Each line that holds the word "пункте" should be returned.

------ DATA SHOWN ------

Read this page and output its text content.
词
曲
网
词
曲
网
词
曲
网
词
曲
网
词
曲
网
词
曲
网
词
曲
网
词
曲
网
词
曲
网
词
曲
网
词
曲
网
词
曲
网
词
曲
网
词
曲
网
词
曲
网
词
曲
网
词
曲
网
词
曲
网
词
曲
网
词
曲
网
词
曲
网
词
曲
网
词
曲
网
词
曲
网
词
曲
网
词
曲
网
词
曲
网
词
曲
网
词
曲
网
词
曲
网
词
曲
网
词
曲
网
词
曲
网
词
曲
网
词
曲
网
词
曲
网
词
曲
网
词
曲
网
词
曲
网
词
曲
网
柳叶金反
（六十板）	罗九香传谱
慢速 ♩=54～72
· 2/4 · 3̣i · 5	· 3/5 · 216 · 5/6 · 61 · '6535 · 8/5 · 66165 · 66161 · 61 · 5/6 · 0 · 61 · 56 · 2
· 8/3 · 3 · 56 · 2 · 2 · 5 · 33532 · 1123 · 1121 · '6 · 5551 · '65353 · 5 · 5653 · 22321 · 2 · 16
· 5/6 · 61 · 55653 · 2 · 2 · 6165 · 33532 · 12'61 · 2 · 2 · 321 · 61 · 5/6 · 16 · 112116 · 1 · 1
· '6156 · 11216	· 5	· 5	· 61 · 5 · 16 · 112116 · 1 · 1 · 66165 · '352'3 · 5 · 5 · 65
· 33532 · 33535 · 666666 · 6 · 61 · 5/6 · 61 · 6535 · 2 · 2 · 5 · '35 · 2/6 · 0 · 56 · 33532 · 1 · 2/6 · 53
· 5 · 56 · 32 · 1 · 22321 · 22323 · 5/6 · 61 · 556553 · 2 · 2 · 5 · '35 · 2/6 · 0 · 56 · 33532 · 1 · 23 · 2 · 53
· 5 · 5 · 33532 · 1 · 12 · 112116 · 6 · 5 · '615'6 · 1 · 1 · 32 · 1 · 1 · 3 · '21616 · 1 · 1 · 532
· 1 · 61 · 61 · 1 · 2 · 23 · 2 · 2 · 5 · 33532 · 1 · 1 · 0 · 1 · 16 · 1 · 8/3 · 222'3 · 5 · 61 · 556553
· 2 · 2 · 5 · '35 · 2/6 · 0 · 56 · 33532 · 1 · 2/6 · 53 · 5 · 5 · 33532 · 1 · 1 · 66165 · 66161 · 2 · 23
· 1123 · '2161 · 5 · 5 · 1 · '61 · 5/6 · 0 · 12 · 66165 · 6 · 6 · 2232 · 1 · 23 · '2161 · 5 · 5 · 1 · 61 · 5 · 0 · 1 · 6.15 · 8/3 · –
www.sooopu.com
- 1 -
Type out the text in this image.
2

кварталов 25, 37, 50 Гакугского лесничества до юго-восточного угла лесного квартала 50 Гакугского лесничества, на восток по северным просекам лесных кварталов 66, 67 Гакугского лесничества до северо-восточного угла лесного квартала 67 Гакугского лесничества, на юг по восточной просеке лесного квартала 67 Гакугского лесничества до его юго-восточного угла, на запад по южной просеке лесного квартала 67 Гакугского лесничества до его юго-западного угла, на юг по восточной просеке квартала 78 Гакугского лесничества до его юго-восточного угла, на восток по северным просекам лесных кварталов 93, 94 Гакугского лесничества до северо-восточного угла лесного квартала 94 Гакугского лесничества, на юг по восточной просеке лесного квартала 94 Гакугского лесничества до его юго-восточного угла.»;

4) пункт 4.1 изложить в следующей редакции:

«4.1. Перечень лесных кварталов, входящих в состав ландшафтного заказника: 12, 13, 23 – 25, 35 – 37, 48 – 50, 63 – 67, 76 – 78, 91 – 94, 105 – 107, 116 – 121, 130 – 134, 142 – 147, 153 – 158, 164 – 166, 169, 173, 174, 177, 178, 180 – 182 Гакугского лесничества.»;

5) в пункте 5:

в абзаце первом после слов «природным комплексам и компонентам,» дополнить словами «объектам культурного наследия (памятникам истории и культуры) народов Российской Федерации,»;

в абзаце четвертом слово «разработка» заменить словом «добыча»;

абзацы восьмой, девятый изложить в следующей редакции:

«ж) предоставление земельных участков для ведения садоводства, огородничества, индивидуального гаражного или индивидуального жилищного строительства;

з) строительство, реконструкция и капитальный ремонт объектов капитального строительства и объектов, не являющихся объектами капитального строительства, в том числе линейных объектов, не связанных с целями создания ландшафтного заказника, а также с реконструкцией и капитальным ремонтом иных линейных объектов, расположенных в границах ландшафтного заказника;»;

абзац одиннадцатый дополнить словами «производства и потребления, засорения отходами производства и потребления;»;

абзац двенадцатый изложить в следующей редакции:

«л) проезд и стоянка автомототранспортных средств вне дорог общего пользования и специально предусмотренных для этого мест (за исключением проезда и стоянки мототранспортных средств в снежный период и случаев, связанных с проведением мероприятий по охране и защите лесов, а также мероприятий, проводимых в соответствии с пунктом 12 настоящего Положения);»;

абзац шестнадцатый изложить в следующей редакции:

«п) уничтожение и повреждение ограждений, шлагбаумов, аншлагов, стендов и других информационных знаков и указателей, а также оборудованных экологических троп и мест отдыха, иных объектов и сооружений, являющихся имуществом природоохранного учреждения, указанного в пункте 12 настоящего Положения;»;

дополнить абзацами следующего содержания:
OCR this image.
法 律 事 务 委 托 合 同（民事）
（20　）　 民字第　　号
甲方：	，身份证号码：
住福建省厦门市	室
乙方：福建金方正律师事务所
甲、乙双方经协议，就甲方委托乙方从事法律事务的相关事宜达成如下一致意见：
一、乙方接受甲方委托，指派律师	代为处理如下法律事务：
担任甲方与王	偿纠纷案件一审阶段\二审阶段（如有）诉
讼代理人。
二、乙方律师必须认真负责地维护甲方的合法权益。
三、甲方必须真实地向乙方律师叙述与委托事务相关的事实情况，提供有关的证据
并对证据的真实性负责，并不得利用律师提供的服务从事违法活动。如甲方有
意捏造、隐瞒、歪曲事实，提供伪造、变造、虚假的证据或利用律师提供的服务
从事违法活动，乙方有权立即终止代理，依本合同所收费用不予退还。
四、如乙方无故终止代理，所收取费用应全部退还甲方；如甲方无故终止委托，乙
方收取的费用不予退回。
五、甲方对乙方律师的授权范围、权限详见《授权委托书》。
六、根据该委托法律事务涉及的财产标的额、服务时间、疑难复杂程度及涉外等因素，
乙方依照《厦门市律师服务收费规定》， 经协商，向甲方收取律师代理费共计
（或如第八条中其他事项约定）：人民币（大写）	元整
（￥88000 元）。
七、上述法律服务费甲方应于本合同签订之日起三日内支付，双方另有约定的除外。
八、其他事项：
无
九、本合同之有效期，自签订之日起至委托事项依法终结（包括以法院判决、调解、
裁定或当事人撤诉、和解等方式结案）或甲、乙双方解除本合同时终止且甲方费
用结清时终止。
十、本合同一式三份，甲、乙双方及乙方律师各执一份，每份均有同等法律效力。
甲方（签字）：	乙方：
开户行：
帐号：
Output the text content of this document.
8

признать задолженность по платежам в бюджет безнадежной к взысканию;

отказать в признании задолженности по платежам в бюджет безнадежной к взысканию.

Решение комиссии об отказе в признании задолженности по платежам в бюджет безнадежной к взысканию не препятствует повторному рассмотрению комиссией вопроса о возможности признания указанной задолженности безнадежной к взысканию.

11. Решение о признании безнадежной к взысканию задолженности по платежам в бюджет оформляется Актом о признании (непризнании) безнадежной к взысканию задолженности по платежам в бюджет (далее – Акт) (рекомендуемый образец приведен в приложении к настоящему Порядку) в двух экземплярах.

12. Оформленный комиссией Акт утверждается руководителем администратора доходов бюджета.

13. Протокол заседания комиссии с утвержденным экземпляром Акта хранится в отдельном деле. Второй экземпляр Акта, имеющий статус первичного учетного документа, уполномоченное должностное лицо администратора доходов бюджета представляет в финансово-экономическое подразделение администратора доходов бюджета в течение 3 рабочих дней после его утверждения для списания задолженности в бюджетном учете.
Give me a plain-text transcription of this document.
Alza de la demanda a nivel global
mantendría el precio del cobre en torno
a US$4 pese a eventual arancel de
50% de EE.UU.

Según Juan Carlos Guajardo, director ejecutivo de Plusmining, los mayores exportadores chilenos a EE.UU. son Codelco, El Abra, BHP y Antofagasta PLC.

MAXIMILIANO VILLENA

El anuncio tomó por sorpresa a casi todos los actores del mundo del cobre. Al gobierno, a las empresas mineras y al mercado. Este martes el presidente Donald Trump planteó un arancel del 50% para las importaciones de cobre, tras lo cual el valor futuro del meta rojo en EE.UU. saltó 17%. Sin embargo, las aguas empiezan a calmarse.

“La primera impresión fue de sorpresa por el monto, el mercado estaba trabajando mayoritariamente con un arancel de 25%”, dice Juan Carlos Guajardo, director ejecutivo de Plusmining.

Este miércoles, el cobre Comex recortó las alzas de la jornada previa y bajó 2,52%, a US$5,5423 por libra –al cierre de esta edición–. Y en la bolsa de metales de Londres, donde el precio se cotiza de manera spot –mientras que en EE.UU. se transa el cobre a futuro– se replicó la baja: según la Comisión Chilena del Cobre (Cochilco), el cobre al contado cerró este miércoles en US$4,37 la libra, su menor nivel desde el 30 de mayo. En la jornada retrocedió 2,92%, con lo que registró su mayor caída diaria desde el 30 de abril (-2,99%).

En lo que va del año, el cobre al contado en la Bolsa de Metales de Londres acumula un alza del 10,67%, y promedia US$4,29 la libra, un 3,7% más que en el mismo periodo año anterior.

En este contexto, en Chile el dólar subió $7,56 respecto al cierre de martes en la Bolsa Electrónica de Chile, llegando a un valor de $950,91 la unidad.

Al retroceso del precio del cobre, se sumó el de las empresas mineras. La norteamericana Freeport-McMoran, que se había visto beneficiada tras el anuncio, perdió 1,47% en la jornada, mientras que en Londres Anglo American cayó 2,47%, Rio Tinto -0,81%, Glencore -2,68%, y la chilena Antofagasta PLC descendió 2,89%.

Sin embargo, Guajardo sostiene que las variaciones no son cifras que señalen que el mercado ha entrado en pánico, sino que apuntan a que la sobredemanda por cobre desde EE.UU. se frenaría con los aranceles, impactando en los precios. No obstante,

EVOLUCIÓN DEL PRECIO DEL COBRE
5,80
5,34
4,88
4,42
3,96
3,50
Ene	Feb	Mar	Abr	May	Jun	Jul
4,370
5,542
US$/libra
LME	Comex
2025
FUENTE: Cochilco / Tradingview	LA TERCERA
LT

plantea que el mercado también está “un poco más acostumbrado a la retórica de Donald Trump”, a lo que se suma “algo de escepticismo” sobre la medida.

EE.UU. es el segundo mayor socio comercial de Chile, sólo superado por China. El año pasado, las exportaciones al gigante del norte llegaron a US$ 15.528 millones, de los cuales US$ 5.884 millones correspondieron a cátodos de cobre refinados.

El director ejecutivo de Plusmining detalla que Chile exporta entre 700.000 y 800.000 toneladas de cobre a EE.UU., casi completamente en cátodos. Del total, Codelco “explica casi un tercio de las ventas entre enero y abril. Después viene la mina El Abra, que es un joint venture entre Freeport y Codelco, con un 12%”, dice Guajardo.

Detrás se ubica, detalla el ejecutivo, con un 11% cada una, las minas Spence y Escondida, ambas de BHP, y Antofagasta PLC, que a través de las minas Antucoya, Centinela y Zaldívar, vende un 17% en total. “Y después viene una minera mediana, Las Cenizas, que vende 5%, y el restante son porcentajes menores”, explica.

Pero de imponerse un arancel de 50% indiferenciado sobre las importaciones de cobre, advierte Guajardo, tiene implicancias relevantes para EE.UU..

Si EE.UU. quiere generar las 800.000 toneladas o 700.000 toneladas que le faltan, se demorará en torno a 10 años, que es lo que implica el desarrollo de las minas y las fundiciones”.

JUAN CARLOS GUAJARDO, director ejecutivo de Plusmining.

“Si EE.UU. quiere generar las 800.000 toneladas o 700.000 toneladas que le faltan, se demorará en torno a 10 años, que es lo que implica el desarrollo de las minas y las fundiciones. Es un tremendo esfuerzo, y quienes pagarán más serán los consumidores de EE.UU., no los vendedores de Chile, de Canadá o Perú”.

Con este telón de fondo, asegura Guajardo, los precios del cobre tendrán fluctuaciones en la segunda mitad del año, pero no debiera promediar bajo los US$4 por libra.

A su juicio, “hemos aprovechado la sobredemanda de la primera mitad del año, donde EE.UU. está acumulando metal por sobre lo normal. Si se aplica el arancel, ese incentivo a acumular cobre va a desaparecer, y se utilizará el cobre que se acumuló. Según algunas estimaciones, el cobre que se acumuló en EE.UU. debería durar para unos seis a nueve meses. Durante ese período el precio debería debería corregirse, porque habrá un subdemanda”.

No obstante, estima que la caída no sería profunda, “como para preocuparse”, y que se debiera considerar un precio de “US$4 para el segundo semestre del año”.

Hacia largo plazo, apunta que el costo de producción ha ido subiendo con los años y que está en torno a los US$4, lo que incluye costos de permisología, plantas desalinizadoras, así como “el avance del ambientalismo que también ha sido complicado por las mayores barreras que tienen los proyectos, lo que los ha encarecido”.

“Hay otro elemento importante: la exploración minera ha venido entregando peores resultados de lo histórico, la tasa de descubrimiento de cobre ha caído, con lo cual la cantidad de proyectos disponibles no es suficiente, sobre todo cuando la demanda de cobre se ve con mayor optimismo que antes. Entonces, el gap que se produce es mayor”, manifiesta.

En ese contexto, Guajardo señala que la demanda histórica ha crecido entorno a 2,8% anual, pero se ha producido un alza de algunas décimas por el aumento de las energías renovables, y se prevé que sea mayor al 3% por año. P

------

_EXPECTED ANSWER_:
5) в пункте 5:
«п) уничтожение и повреждение ограждений, шлагбаумов, аншлагов, стендов и других информационных знаков и указателей, а также оборудованных экологических троп и мест отдыха, иных объектов и сооружений, являющихся имуществом природоохранного учреждения, указанного в пункте 12 настоящего Положения;»;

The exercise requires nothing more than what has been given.